* OBJECTIVE *
Show every line where "color" occurs.

....

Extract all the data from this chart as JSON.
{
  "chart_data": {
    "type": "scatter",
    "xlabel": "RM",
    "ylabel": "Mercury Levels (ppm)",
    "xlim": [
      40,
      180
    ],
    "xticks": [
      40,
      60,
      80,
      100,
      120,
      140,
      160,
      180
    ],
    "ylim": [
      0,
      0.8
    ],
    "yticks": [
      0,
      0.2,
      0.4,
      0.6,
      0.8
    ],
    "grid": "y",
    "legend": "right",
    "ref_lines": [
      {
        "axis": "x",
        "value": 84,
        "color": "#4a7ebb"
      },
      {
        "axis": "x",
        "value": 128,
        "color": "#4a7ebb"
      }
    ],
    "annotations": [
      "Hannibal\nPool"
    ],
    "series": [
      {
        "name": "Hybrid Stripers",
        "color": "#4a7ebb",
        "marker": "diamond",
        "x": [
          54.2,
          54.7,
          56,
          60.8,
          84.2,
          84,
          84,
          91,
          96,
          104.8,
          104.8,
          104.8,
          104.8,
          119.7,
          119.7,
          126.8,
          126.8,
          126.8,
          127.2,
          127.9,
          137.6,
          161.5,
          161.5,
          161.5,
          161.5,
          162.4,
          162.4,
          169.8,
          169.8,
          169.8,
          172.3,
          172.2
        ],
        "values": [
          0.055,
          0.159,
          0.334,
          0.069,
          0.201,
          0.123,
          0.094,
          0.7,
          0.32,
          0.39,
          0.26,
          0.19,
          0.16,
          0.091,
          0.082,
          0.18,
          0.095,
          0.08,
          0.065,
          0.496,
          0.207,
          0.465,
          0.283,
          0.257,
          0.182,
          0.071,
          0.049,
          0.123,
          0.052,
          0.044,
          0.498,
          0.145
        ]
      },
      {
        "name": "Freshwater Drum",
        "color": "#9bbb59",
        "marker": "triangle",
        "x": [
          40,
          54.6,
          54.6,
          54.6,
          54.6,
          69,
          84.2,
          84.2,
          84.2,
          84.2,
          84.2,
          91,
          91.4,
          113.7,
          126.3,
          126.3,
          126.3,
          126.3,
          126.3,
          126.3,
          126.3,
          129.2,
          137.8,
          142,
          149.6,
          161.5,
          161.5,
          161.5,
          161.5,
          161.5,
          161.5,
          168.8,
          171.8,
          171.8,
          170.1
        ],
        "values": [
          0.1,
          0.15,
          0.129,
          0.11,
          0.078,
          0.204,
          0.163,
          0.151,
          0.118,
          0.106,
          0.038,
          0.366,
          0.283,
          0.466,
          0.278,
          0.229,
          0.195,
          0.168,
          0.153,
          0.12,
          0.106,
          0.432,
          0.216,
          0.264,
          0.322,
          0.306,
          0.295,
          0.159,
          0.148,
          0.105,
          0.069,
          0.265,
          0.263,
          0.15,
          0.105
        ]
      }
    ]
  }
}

....

* FINISHED ANSWER *
        "color": "#4a7ebb"
        "color": "#4a7ebb"
        "color": "#4a7ebb",
        "color": "#9bbb59",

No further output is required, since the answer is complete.